● **Instructions for the task**: The lines to return are those below that contain the word "estético".

[Excerpted data]

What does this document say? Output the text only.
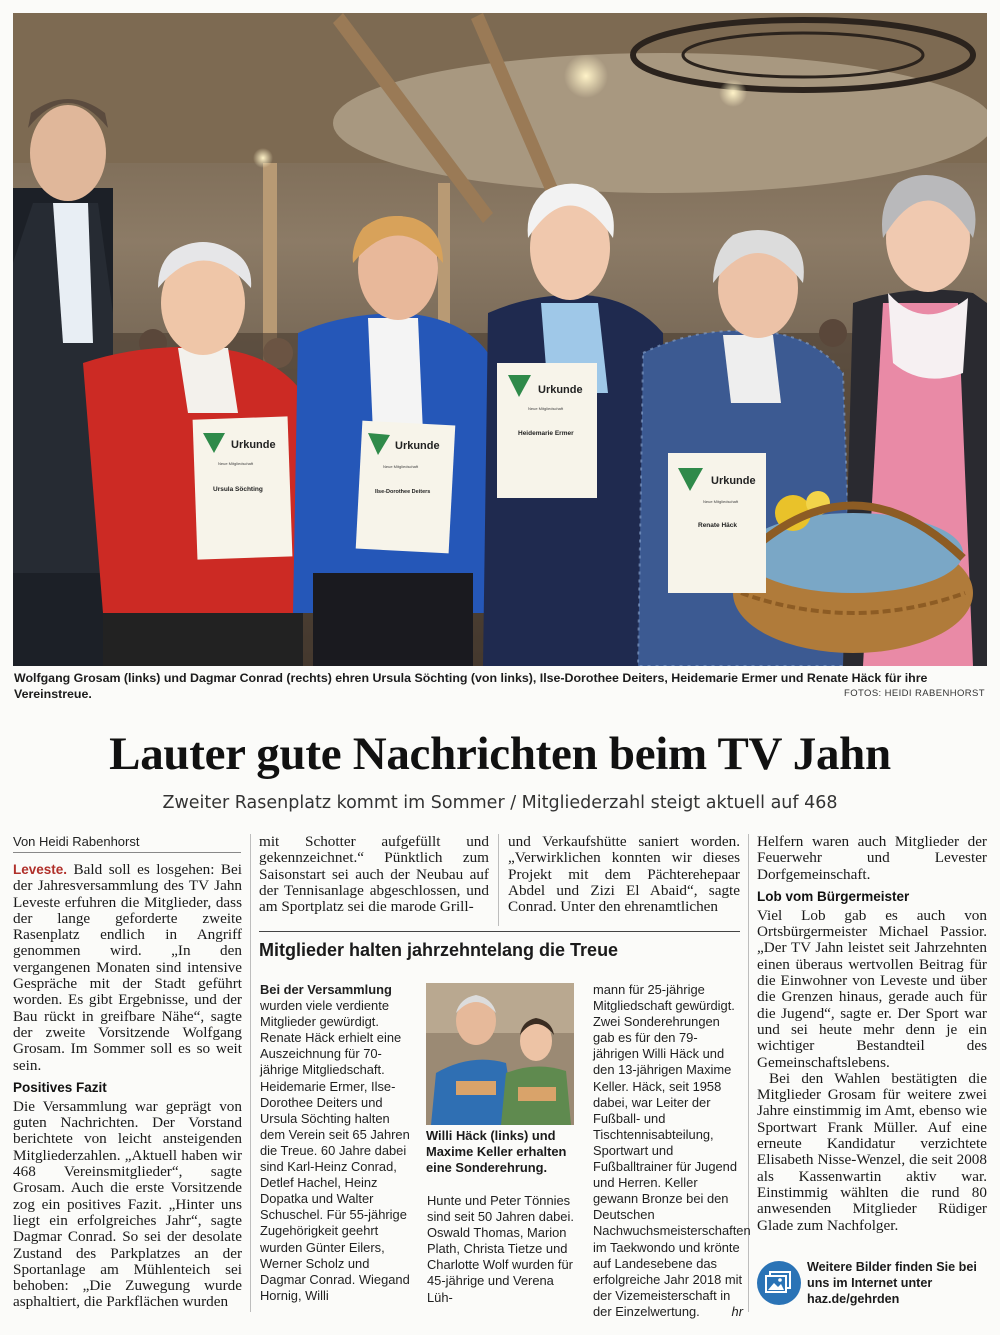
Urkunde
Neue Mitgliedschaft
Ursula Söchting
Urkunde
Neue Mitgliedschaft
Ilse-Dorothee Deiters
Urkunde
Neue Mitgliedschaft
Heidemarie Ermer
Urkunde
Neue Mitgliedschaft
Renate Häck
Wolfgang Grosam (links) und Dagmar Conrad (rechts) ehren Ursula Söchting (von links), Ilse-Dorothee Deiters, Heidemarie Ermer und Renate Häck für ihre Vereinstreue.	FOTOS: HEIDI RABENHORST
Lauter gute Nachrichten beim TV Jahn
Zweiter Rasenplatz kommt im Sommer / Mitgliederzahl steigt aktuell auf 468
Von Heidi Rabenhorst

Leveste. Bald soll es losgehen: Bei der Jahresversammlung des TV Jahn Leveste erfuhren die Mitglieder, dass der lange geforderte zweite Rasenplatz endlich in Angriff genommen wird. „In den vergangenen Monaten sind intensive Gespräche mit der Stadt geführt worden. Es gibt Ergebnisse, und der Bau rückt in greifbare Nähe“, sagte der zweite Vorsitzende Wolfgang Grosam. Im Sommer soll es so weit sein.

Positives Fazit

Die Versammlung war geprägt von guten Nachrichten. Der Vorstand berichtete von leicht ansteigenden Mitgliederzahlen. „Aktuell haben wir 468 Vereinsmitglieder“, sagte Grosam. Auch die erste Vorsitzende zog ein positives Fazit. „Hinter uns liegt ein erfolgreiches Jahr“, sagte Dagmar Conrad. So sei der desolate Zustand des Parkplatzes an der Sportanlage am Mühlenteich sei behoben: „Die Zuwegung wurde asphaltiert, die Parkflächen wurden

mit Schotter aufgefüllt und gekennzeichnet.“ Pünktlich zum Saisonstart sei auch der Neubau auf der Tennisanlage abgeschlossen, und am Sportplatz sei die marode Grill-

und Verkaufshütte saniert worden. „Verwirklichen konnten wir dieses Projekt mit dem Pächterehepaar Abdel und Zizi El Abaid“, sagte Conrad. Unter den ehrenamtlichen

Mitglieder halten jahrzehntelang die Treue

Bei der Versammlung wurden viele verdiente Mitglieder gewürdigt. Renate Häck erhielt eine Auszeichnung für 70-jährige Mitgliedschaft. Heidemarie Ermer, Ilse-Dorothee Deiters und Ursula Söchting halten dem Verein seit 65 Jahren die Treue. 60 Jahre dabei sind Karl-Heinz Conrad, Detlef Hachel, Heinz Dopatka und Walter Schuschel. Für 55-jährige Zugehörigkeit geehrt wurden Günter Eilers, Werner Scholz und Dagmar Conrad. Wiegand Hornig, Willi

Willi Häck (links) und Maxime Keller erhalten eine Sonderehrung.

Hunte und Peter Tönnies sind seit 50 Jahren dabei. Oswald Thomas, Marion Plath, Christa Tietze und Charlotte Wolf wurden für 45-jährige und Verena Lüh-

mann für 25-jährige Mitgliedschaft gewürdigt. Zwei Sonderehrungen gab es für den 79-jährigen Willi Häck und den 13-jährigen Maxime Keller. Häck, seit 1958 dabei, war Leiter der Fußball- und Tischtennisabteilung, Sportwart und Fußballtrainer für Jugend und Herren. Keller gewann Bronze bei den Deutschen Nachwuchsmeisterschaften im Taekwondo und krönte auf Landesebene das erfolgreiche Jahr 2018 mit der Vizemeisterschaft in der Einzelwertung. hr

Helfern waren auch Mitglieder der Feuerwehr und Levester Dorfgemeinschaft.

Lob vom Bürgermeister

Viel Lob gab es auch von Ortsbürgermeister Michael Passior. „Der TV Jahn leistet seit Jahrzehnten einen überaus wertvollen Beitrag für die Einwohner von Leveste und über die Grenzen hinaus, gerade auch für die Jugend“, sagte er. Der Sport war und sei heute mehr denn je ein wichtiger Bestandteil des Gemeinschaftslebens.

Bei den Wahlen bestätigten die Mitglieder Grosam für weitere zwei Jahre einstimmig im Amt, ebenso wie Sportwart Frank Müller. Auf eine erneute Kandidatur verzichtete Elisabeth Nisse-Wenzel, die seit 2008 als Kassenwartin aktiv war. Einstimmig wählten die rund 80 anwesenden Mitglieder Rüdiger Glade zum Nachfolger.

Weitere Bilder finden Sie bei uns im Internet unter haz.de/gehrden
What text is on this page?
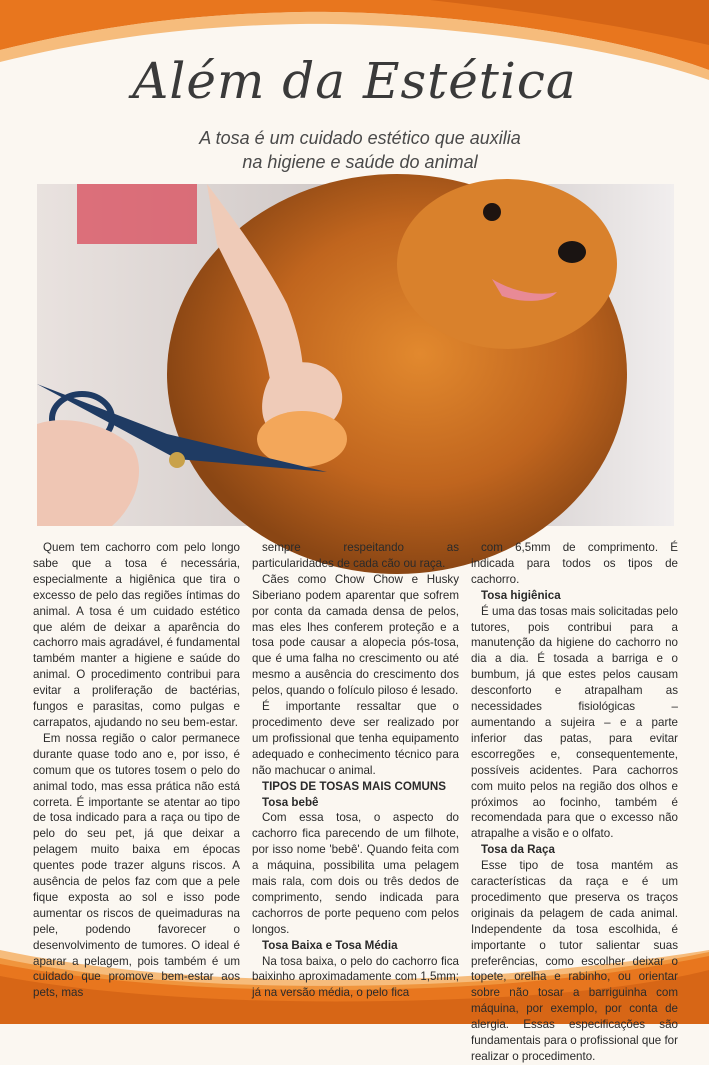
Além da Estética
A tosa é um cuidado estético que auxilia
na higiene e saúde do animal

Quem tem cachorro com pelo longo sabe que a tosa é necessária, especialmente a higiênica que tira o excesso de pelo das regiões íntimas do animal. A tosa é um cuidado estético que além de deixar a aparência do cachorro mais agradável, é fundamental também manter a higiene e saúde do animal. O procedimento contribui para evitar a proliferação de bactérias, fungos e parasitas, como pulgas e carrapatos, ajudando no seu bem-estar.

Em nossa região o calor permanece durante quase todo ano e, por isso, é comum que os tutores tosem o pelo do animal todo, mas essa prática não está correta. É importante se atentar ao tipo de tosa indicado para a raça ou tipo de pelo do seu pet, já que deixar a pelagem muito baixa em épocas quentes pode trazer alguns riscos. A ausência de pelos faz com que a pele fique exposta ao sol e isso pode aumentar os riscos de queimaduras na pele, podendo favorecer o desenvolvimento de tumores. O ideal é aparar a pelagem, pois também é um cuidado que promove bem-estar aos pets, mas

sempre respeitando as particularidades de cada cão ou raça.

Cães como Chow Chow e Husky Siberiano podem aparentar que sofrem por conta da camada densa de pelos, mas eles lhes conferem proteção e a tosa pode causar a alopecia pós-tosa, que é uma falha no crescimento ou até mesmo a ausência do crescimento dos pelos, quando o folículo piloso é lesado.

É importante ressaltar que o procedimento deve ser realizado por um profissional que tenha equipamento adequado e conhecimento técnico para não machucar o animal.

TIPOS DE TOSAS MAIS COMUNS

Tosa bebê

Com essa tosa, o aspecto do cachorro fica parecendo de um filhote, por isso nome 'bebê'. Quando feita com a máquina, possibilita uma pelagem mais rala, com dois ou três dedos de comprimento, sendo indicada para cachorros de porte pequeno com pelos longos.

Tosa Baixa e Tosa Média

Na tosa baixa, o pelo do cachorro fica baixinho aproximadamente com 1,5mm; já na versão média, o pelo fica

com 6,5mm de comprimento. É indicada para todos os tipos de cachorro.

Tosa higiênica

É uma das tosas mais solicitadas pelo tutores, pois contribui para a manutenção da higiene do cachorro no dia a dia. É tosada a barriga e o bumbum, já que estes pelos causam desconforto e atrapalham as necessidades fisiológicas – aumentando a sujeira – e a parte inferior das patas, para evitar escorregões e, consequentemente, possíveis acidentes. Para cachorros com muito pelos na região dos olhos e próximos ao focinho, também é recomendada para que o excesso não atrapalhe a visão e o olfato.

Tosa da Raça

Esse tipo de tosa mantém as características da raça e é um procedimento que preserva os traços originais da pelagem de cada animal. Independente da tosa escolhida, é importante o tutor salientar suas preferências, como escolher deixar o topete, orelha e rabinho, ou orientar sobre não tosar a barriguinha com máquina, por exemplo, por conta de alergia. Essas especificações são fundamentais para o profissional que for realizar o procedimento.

[/Excerpted data]

● **Expected answer**:
A tosa é um cuidado estético que auxilia
Quem tem cachorro com pelo longo sabe que a tosa é necessária, especialmente a higiênica que tira o excesso de pelo das regiões íntimas do animal. A tosa é um cuidado estético que além de deixar a aparência do cachorro mais agradável, é fundamental também manter a higiene e saúde do animal. O procedimento contribui para evitar a proliferação de bactérias, fungos e parasitas, como pulgas e carrapatos, ajudando no seu bem-estar.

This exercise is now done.